• Written request
Note each line that includes the word "title". Copy those lines.
══════════════════════════════
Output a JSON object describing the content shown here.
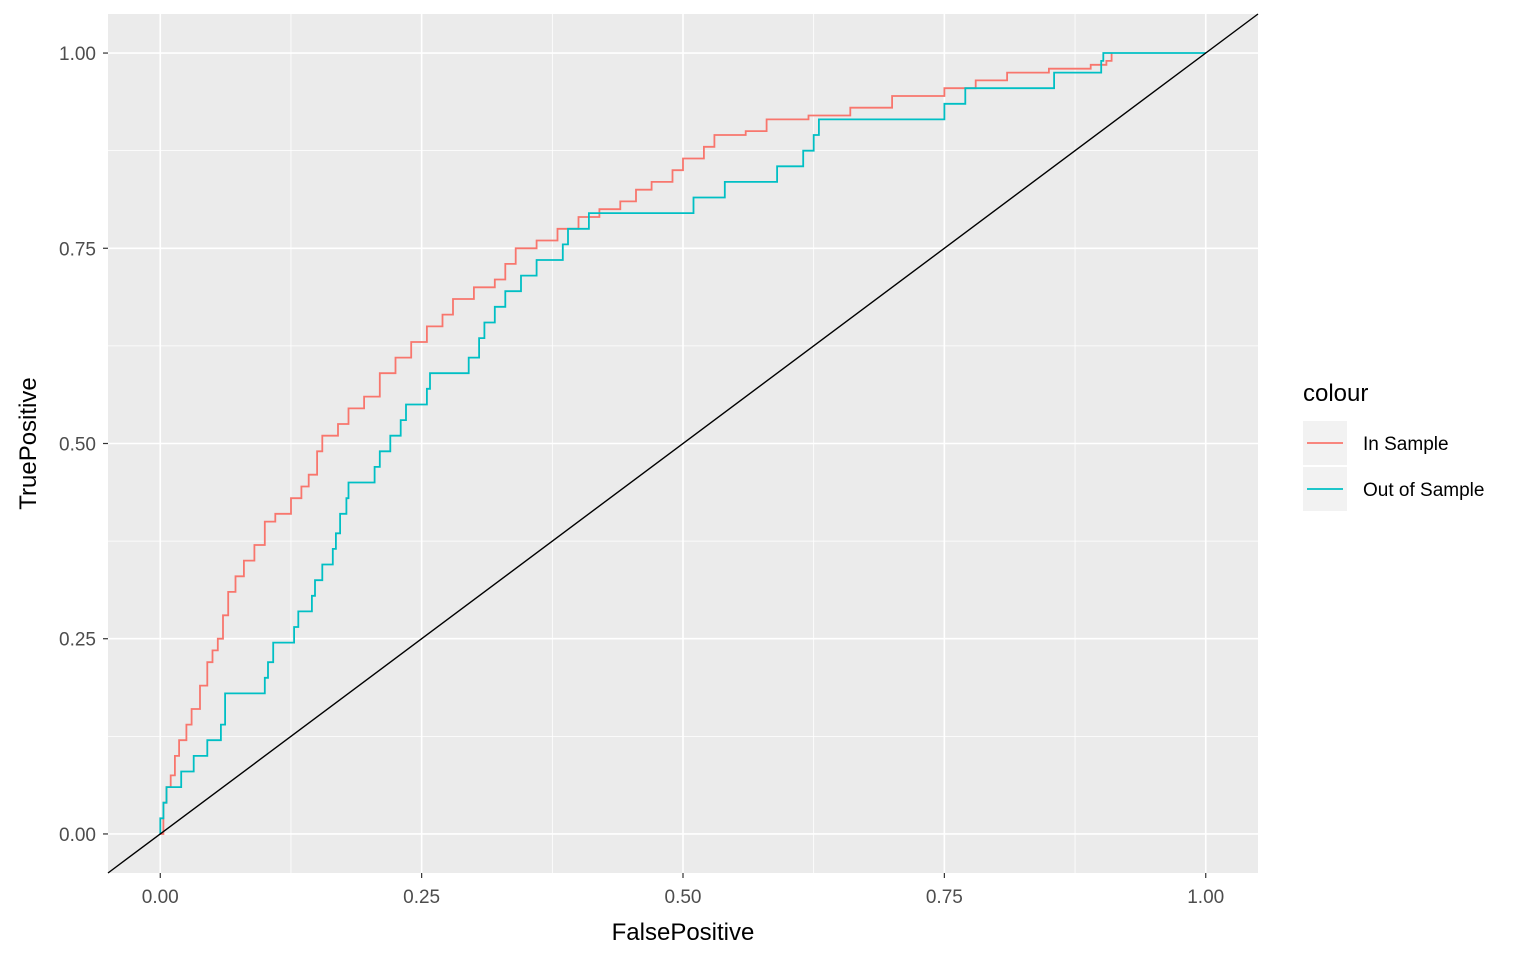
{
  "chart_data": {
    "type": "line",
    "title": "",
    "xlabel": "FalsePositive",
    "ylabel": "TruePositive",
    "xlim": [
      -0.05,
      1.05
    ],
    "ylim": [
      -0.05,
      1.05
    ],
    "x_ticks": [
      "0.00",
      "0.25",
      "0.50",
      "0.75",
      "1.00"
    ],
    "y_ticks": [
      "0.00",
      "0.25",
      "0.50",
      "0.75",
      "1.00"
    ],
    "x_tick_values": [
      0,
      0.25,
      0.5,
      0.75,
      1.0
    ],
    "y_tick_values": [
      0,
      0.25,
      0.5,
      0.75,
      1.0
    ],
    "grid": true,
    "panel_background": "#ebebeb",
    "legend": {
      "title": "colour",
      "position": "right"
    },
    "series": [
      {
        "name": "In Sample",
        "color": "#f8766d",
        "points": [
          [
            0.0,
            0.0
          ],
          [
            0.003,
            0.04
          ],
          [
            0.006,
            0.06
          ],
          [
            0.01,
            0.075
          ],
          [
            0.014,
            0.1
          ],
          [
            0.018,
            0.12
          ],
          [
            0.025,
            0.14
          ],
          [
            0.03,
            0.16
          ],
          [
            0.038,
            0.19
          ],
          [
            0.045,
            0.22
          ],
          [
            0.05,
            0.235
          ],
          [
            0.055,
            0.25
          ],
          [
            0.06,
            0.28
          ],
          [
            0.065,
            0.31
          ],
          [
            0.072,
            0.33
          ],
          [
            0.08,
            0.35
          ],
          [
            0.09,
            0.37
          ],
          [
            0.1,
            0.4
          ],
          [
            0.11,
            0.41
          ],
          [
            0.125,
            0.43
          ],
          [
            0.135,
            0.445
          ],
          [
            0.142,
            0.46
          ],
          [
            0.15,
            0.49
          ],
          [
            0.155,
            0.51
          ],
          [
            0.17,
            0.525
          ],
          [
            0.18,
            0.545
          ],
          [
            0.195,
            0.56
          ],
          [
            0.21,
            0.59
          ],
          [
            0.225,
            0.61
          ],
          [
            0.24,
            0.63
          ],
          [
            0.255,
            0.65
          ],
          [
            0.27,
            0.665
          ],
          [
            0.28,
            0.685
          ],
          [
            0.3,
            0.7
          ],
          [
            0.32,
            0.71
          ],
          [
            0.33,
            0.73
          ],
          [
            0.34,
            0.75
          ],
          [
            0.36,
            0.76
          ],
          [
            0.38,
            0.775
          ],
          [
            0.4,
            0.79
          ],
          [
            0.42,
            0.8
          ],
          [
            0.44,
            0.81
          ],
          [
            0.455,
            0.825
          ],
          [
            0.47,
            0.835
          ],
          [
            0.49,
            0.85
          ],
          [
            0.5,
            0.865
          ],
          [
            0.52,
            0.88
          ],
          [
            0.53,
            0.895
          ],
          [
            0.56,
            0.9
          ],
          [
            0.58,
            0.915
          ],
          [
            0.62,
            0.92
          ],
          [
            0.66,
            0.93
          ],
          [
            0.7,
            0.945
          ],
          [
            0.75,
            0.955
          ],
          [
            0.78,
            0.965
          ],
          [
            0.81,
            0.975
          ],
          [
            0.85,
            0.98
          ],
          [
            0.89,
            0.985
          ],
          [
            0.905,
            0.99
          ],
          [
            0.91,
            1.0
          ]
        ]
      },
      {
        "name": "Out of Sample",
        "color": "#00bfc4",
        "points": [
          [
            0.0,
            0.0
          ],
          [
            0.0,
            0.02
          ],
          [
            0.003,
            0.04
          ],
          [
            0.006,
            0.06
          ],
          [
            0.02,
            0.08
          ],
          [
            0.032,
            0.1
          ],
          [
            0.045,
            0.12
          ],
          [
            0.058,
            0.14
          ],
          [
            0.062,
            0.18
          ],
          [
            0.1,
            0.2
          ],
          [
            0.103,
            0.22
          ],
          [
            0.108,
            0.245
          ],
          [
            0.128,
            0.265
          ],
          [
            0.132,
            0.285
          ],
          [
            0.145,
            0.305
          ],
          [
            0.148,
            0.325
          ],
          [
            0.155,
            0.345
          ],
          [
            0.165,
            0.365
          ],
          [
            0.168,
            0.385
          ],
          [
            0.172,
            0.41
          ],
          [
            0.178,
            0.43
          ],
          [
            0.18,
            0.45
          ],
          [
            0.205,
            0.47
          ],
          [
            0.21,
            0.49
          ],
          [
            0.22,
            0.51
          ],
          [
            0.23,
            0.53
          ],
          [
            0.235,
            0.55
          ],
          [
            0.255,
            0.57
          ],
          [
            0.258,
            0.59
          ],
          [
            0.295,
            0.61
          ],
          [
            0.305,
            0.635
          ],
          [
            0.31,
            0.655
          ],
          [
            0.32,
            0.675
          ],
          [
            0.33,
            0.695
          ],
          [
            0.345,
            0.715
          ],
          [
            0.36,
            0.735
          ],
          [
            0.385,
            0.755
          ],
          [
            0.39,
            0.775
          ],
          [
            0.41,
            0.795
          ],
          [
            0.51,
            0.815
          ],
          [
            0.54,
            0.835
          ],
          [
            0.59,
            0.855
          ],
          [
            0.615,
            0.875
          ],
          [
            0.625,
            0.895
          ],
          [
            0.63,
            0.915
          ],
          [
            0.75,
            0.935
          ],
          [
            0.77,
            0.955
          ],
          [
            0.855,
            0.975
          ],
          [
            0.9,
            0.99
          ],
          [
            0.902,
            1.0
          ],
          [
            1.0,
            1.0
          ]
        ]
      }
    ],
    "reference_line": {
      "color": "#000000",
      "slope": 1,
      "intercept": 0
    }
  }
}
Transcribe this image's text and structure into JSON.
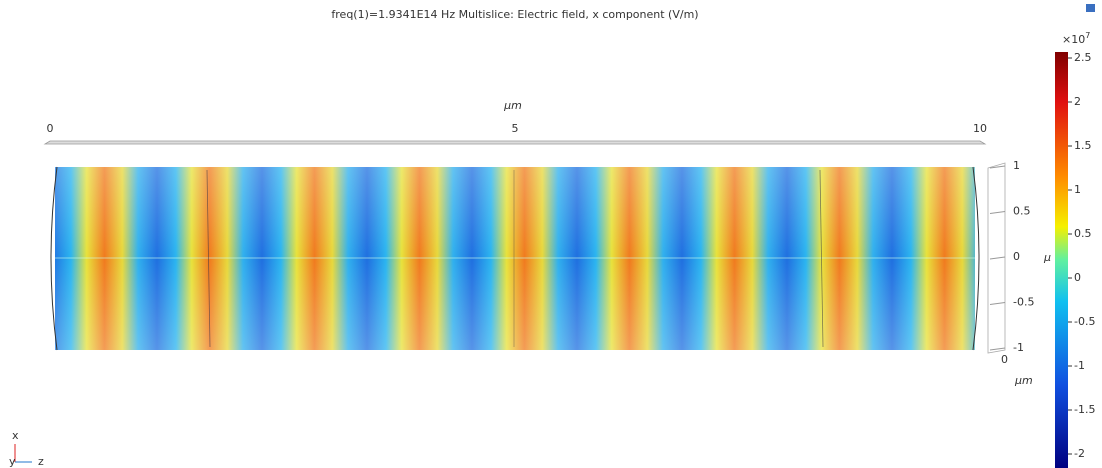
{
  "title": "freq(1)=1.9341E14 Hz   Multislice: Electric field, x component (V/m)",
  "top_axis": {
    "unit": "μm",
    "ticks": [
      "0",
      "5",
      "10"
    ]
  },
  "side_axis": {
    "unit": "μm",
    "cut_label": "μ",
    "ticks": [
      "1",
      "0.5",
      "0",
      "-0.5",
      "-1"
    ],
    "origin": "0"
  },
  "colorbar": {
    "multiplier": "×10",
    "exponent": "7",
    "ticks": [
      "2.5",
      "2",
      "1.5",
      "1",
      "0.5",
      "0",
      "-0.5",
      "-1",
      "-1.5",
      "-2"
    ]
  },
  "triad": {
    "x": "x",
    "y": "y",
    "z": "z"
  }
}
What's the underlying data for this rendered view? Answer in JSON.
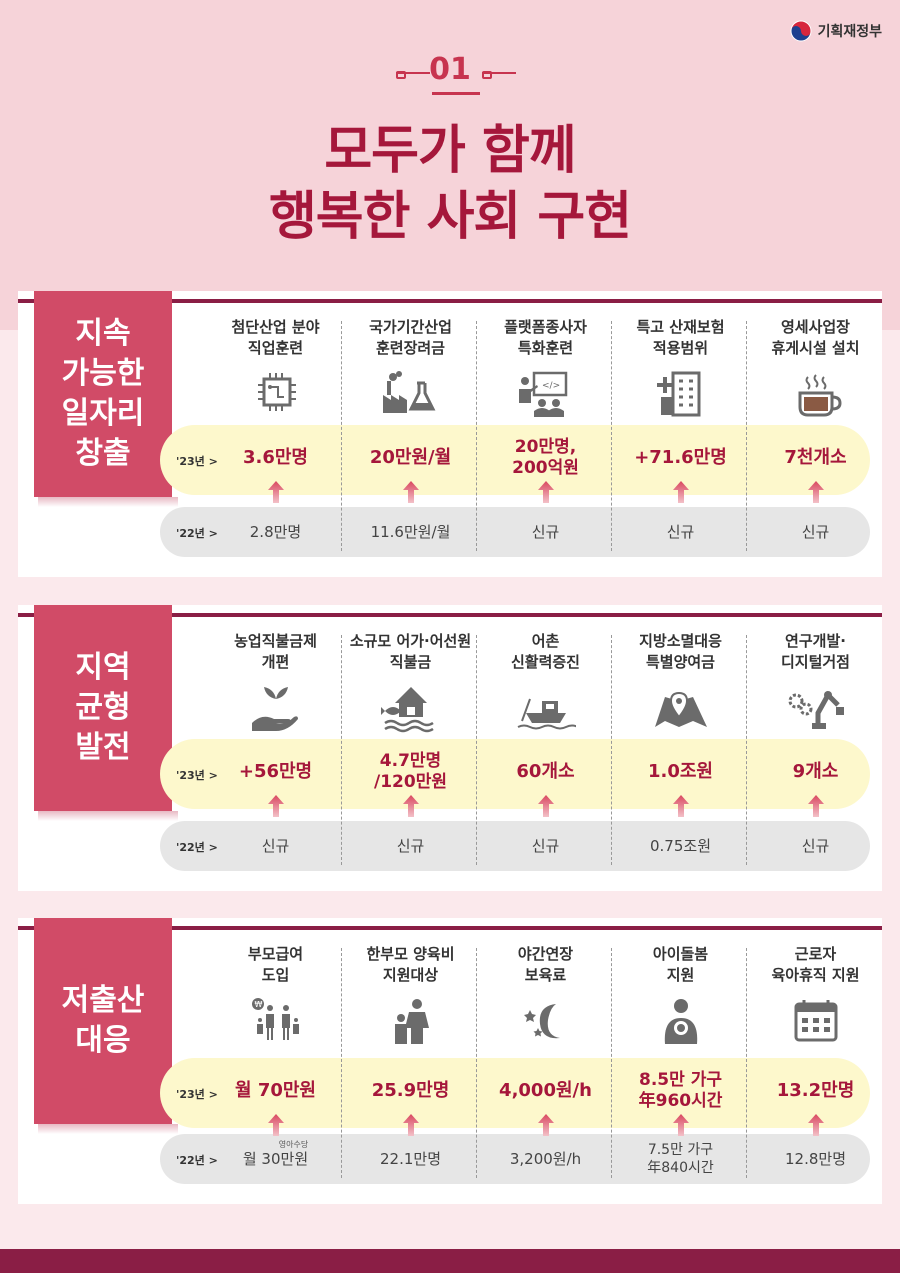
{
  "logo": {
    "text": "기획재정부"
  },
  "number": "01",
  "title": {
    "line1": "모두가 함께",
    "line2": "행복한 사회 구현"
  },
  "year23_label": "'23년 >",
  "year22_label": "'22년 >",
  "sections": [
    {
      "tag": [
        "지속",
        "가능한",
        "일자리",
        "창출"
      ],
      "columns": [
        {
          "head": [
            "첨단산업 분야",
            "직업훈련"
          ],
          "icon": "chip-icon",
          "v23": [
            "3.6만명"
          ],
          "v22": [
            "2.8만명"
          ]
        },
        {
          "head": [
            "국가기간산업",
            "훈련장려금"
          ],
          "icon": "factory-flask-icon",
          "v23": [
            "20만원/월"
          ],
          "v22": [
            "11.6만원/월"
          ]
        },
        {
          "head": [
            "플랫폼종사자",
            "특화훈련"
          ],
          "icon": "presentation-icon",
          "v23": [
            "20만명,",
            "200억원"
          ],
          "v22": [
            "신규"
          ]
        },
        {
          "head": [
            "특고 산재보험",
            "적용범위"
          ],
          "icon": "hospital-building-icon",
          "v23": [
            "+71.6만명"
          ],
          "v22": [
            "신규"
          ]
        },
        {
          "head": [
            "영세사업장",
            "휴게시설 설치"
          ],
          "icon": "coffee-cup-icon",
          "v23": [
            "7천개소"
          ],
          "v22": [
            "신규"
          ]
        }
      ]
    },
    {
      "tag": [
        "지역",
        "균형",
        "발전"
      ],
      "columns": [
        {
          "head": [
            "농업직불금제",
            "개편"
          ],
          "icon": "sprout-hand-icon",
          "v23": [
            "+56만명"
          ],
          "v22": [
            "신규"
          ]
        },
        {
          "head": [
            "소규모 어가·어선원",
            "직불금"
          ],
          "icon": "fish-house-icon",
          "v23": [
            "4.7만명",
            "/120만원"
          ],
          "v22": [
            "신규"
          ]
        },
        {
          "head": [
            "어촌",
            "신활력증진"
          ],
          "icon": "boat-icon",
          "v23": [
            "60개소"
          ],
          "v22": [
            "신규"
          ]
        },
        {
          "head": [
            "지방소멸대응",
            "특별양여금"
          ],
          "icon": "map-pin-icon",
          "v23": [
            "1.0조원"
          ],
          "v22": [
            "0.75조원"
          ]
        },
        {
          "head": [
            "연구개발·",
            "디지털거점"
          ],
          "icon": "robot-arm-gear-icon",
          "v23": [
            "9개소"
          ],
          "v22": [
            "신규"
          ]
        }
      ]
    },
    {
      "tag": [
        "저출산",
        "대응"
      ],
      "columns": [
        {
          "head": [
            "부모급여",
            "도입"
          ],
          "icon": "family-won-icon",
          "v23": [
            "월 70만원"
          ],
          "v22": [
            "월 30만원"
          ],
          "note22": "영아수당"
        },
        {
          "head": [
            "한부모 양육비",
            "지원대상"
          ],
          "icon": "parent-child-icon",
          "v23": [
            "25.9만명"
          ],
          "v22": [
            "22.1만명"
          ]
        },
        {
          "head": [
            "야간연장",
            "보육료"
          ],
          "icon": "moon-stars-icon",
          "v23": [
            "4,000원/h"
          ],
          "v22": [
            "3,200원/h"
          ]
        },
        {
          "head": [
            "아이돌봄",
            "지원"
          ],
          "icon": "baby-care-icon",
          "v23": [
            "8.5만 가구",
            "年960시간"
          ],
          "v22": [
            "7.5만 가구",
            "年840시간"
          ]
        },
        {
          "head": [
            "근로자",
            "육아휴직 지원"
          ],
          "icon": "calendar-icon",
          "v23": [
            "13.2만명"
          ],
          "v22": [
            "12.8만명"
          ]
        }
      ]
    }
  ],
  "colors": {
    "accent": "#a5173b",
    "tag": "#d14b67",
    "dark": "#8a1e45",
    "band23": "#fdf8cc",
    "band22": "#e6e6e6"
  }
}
══════════════════════════════
• Expected answer
    "title": "",
      "title": "colour",
  "title": "freq(1)=1.9341E14 Hz   Multislice: Electric field, x component (V/m)",
  "title": {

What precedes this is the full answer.